● DATASET RECORDS:
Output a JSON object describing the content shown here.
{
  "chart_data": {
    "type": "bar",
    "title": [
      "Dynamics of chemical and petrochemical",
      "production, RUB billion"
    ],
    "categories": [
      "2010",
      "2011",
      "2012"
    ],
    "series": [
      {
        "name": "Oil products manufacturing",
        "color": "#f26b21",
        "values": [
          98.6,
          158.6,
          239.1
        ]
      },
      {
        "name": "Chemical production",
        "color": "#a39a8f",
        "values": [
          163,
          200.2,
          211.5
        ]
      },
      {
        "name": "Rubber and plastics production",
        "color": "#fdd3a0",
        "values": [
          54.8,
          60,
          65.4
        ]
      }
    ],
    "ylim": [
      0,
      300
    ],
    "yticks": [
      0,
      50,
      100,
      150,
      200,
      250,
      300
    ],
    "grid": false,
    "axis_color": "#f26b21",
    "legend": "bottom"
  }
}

● WORK TO DO:
Print all the data exactly.

● CORRECT RESULT:
Output a JSON object describing the content shown here.
{
  "chart_data": {
    "type": "bar",
    "title": [
      "Dynamics of chemical and petrochemical",
      "production, RUB billion"
    ],
    "categories": [
      "2010",
      "2011",
      "2012"
    ],
    "series": [
      {
        "name": "Oil products manufacturing",
        "color": "#f26b21",
        "values": [
          98.6,
          158.6,
          239.1
        ]
      },
      {
        "name": "Chemical production",
        "color": "#a39a8f",
        "values": [
          163,
          200.2,
          211.5
        ]
      },
      {
        "name": "Rubber and plastics production",
        "color": "#fdd3a0",
        "values": [
          54.8,
          60,
          65.4
        ]
      }
    ],
    "ylim": [
      0,
      300
    ],
    "yticks": [
      0,
      50,
      100,
      150,
      200,
      250,
      300
    ],
    "grid": false,
    "axis_color": "#f26b21",
    "legend": "bottom"
  }
}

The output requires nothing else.